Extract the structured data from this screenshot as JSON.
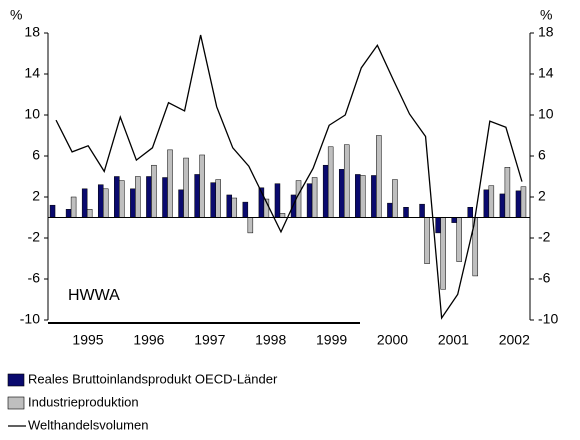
{
  "chart_data": {
    "type": "bar_line",
    "y_label": "%",
    "y2_label": "%",
    "annotation": "HWWA",
    "categories": [
      null,
      null,
      null,
      null,
      null,
      null,
      null,
      null,
      null,
      null,
      null,
      null,
      null,
      null,
      null,
      null,
      null,
      null,
      null,
      null,
      null,
      null,
      null,
      null,
      null,
      null,
      null,
      null,
      null,
      null
    ],
    "xticks": [
      1995,
      1996,
      1997,
      1998,
      1999,
      2000,
      2001,
      2002
    ],
    "ylim": [
      -10,
      18
    ],
    "yticks": [
      18,
      14,
      10,
      6,
      2,
      -2,
      -6,
      -10
    ],
    "y2lim": [
      -10,
      18
    ],
    "y2ticks": [
      18,
      14,
      10,
      6,
      2,
      -2,
      -6,
      -10
    ],
    "series": [
      {
        "name": "Reales Bruttoinlandsprodukt OECD-Länder",
        "kind": "bar",
        "color": "#0a0a6e",
        "values": [
          1.2,
          0.8,
          2.8,
          3.2,
          4.0,
          2.8,
          4.0,
          3.9,
          2.7,
          4.2,
          3.4,
          2.2,
          1.5,
          2.9,
          3.3,
          2.2,
          3.3,
          5.1,
          4.7,
          4.2,
          4.1,
          1.4,
          1.0,
          1.3,
          -1.5,
          -0.5,
          1.0,
          2.7,
          2.3,
          2.6
        ]
      },
      {
        "name": "Industrieproduktion",
        "kind": "bar",
        "color": "#bfbfbf",
        "values": [
          null,
          2.0,
          0.8,
          2.8,
          3.6,
          4.0,
          5.1,
          6.6,
          5.8,
          6.1,
          3.7,
          1.9,
          -1.5,
          1.8,
          0.4,
          3.6,
          3.9,
          6.9,
          7.1,
          4.1,
          8.0,
          3.7,
          0,
          -4.5,
          -7.0,
          -4.3,
          -5.7,
          3.1,
          4.9,
          3.0
        ]
      },
      {
        "name": "Welthandelsvolumen",
        "kind": "line",
        "color": "#000000",
        "values": [
          9.5,
          6.4,
          7.0,
          4.5,
          9.8,
          5.6,
          6.8,
          11.2,
          10.4,
          17.8,
          10.8,
          6.8,
          5.0,
          1.8,
          -1.4,
          2.0,
          4.8,
          9.0,
          10.0,
          14.6,
          16.8,
          13.4,
          10.1,
          7.9,
          -9.8,
          -7.5,
          -0.8,
          9.4,
          8.8,
          3.5
        ]
      }
    ]
  }
}
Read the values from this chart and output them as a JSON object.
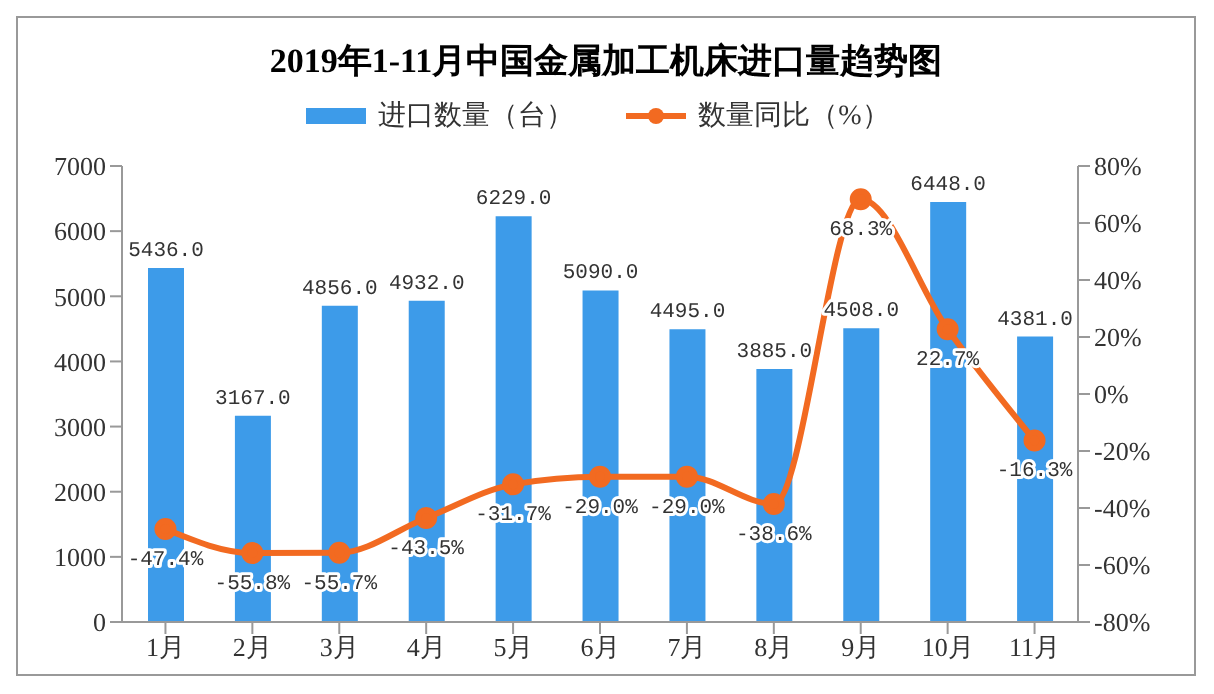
{
  "chart_data": {
    "type": "bar",
    "title": "2019年1-11月中国金属加工机床进口量趋势图",
    "categories": [
      "1月",
      "2月",
      "3月",
      "4月",
      "5月",
      "6月",
      "7月",
      "8月",
      "9月",
      "10月",
      "11月"
    ],
    "series": [
      {
        "name": "进口数量（台）",
        "color": "#3d9be9",
        "values": [
          5436,
          3167,
          4856,
          4932,
          6229,
          5090,
          4495,
          3885,
          4508,
          6448,
          4381
        ],
        "value_labels": [
          "5436.0",
          "3167.0",
          "4856.0",
          "4932.0",
          "6229.0",
          "5090.0",
          "4495.0",
          "3885.0",
          "4508.0",
          "6448.0",
          "4381.0"
        ]
      },
      {
        "name": "数量同比（%）",
        "type": "line",
        "axis": "y2",
        "color": "#f26a21",
        "marker": "circle",
        "values": [
          -47.4,
          -55.8,
          -55.7,
          -43.5,
          -31.7,
          -29.0,
          -29.0,
          -38.6,
          68.3,
          22.7,
          -16.3
        ],
        "value_labels": [
          "-47.4%",
          "-55.8%",
          "-55.7%",
          "-43.5%",
          "-31.7%",
          "-29.0%",
          "-29.0%",
          "-38.6%",
          "68.3%",
          "22.7%",
          "-16.3%"
        ]
      }
    ],
    "ylim": [
      0,
      7000
    ],
    "yticks": [
      0,
      1000,
      2000,
      3000,
      4000,
      5000,
      6000,
      7000
    ],
    "y2lim": [
      -80,
      80
    ],
    "y2ticks": [
      {
        "value": -80,
        "label": "-80%"
      },
      {
        "value": -60,
        "label": "-60%"
      },
      {
        "value": -40,
        "label": "-40%"
      },
      {
        "value": -20,
        "label": "-20%"
      },
      {
        "value": 0,
        "label": "0%"
      },
      {
        "value": 20,
        "label": "20%"
      },
      {
        "value": 40,
        "label": "40%"
      },
      {
        "value": 60,
        "label": "60%"
      },
      {
        "value": 80,
        "label": "80%"
      }
    ],
    "legend": "top",
    "grid": false
  }
}
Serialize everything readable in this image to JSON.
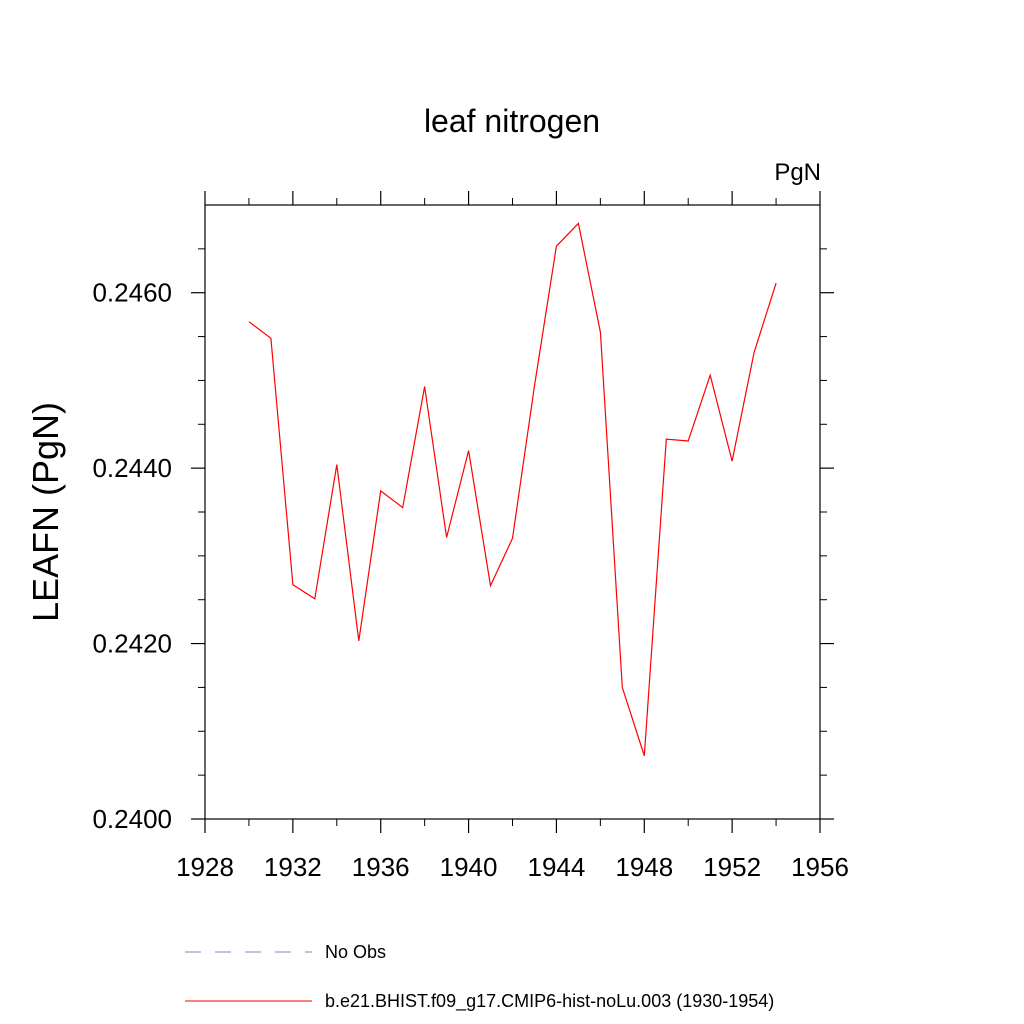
{
  "chart_data": {
    "type": "line",
    "title": "leaf nitrogen",
    "units_label": "PgN",
    "xlabel": "",
    "ylabel": "LEAFN  (PgN)",
    "xlim": [
      1928,
      1956
    ],
    "ylim": [
      0.24,
      0.247
    ],
    "x_ticks": [
      1928,
      1932,
      1936,
      1940,
      1944,
      1948,
      1952,
      1956
    ],
    "y_ticks": [
      "0.2400",
      "0.2420",
      "0.2440",
      "0.2460"
    ],
    "x_minor_step": 2,
    "y_minor_step": 0.0005,
    "series": [
      {
        "name": "b.e21.BHIST.f09_g17.CMIP6-hist-noLu.003 (1930-1954)",
        "color": "#ff0000",
        "style": "solid",
        "x": [
          1930,
          1931,
          1932,
          1933,
          1934,
          1935,
          1936,
          1937,
          1938,
          1939,
          1940,
          1941,
          1942,
          1943,
          1944,
          1945,
          1946,
          1947,
          1948,
          1949,
          1950,
          1951,
          1952,
          1953,
          1954
        ],
        "values": [
          0.24567,
          0.24548,
          0.24267,
          0.24251,
          0.24404,
          0.24203,
          0.24374,
          0.24355,
          0.24493,
          0.24321,
          0.2442,
          0.24266,
          0.2432,
          0.24494,
          0.24653,
          0.24679,
          0.24555,
          0.2415,
          0.24072,
          0.24433,
          0.24431,
          0.24506,
          0.24408,
          0.24532,
          0.24611
        ]
      }
    ],
    "legend": [
      {
        "label": "No Obs",
        "color": "#8a7fc0",
        "style": "dashed"
      },
      {
        "label": "b.e21.BHIST.f09_g17.CMIP6-hist-noLu.003 (1930-1954)",
        "color": "#ff0000",
        "style": "solid"
      }
    ]
  }
}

=====

Task brief – The answer is a single number: how many lines include the word "BHIST"?

Task answer – 2